[Start Given passage]
Sustainability Business Case # 3: Share Price

In previous posts, I identified three ways to frame the business case for sustainability: improved profit; high return on investment (ROI); and higher share price/market valuation. I’ve already illustrated that the profit-based business case and the ROI-based business cases are very strong.

Now let’s discuss that final rung: whether a case can be made that sustainability initiatives will have a positive effect on market value/share price.

Executives of publicly traded companies are very interested in share price. They are accountable to shareholders who demand ever-increasing market value and need to convince financial analysts that their return on assets (ROA) and return on equity (ROE) are superior to others in their sector.

At a personal level, they may own considerable shares themselves, and/or their remuneration may include stock or stock options, so they have a personal stake in higher share prices. It would be nice if we could reassure them that sustainability initiatives lead to higher stock valuations. But can we?

Can Sustainability Lead to Higher Stock Prices?

Let’s start with a slightly different question: If a company does not implement sustainability programs, do investors lose out?

The Domini 400 Social Index, Dow Jones Sustainability Index, Sustainalytics’ Jantzi Social Index (JSI), and the Financial Times (London) Stock Exchange Index all track companies rated as sustainability leaders. These indices perform as well as, or slightly better than, indices for the rest of the market. Sustainability leaders do not seem to sacrifice financial market value for their efforts, nor are others missing market gains.
[End Given passage]
[Start Given information]
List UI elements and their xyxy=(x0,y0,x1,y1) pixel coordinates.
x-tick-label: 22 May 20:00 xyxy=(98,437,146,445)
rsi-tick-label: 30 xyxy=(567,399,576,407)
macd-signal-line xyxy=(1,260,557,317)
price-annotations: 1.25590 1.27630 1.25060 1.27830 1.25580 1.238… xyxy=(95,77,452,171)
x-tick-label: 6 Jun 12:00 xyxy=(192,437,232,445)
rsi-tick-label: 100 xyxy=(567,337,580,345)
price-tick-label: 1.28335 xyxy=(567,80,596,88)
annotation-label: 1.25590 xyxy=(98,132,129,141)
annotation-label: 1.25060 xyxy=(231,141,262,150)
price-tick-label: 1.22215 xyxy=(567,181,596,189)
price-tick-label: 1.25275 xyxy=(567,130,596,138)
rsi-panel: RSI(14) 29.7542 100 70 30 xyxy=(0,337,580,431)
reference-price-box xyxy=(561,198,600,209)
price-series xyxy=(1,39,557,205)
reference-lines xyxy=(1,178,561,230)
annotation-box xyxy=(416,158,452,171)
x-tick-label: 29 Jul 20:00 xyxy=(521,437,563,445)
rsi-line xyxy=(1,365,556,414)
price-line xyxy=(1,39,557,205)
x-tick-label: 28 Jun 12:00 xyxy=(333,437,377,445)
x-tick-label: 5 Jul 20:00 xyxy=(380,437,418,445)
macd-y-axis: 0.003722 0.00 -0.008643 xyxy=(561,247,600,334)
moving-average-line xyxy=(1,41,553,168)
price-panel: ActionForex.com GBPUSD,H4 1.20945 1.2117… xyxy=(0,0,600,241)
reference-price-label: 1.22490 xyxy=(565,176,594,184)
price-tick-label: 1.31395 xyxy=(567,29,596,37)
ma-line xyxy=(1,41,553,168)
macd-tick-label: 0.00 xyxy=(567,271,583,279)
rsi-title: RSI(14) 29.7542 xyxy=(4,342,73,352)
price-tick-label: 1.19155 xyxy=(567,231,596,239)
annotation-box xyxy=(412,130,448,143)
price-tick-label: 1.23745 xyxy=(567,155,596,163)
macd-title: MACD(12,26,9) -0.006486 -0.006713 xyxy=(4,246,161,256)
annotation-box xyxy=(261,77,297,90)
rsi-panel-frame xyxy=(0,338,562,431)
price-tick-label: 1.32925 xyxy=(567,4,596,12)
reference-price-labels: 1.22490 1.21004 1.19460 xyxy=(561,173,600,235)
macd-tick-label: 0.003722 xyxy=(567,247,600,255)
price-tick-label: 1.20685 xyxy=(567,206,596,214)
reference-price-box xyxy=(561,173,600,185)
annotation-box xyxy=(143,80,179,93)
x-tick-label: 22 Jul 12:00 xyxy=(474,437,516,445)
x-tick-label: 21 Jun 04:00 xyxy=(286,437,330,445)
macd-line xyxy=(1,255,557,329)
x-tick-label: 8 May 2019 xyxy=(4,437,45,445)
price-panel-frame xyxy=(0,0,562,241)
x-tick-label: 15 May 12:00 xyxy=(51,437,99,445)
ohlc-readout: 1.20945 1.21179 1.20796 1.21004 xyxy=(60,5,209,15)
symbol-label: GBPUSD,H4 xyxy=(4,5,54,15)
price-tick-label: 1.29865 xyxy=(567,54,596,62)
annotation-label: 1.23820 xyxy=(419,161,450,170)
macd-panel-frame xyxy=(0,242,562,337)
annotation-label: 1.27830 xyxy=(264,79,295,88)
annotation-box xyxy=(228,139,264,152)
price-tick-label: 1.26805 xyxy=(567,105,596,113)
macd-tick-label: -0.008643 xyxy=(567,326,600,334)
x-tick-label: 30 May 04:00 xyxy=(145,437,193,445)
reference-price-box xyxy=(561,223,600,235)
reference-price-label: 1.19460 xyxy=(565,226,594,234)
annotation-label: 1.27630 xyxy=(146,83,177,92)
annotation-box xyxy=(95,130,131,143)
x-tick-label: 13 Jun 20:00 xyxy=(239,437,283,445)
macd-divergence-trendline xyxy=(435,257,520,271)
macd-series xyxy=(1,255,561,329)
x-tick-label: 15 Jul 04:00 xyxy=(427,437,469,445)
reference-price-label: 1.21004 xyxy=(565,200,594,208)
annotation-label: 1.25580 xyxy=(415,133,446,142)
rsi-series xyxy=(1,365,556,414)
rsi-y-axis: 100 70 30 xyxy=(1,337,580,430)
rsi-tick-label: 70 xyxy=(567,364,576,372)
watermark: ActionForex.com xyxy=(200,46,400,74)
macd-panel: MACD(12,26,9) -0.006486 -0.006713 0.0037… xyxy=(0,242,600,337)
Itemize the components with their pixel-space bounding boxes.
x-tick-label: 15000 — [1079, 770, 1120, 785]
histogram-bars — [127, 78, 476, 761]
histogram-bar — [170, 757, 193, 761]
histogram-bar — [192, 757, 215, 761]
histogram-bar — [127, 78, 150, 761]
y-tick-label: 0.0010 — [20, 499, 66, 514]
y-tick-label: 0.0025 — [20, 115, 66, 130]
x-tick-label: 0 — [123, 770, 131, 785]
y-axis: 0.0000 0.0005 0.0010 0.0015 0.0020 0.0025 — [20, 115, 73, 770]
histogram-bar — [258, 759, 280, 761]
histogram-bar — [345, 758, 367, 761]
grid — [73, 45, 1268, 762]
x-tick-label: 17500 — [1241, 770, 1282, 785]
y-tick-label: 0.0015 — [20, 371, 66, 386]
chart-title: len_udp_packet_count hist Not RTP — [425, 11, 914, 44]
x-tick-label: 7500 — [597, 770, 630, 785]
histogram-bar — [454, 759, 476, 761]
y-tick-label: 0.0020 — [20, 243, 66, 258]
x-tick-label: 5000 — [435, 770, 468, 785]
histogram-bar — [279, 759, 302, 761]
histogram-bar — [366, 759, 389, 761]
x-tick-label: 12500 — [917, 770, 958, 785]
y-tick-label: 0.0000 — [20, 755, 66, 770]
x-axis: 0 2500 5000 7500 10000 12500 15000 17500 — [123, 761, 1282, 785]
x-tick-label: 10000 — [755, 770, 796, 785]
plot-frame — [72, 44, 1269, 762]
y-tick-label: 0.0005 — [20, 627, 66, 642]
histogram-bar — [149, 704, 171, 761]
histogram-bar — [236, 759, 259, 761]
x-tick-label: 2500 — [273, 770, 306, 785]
[End Given information]
◆ **Written tasks**
1. In the share price passage, how do the indices tracking sustainability leaders perform compared with indices for the rest of the market?
2. Carry on with the share price passage from its final sentence.

◆ **Outputs**
1. They perform as well as, or slightly better than, indices for the rest of the market.

2.
On a more positive side, academic researchers have conducted several meta-analyses and have found a small positive correlation between sustainability performance and financial results like return on assets (ROA), return on equity (ROE), and stock market performance. The studies find little evidence of a financial downside of having good or bad sustainability performance.

Does It Pay to Be Good?

For example, “Does it pay to be good?” a 2007 meta-analysis of 167 independent studies on the relationship between corporate spending on corporate social performance and financial performance in the market, found that 27 percent of the studies showed a positive relationship; two percent showed there was a negative relationship; and the rest found no significant relationship.   

Valuing Sustainability in 2008…

More optimistically, in 2008 the Network for Business Sustainability commissioned Dr. John Peloza and Ron Yachnin to do a systematic review of thousands of studies from both academia and the corporate world on valuing sustainability. The two analyzed 159 studies and meta-studies published since 1972 and found that 63 percent showed a positive relationship between sustainability, which they call corporate social performance (CSP), and stock market performance, which they call corporate financial performance (CFP); only 15 percent of past studies showed a negative relationship.

As the authors admit though, methodological limitations of past research — such as over-reliance on old data, inconsistent definitions, sampling problems, concerns about the reliability and validity of the CSP and CFP measures, lack of opportunities to test mediating mechanisms, and a need for a causal theory to link CSP and CFP — could result in either understatement or overstatement of findings. Further research is needed, using more current data.

…to the Eccles Study in 2012

More recently, the “Eccles study” was released in March 2012. The Impact of a Corporate Culture of Sustainability on Corporate Behavior and Performance, authored jointly by Robert G. Eccles, Ioannis Ioannou, and George Serafeim, analyzed a matched sample of 180 “High Sustainability” companies and “Low Sustainability” companies over an 18-year period.

They found that the High Sustainability group outperformed the Low Sustainability group by 4.8 percent on a value-weighted base. The outperformance is stronger in sectors where the customers are individual consumers, where companies compete on the basis of brands and reputation, and where companies’ products significantly depend upon extracting large amounts of natural resources.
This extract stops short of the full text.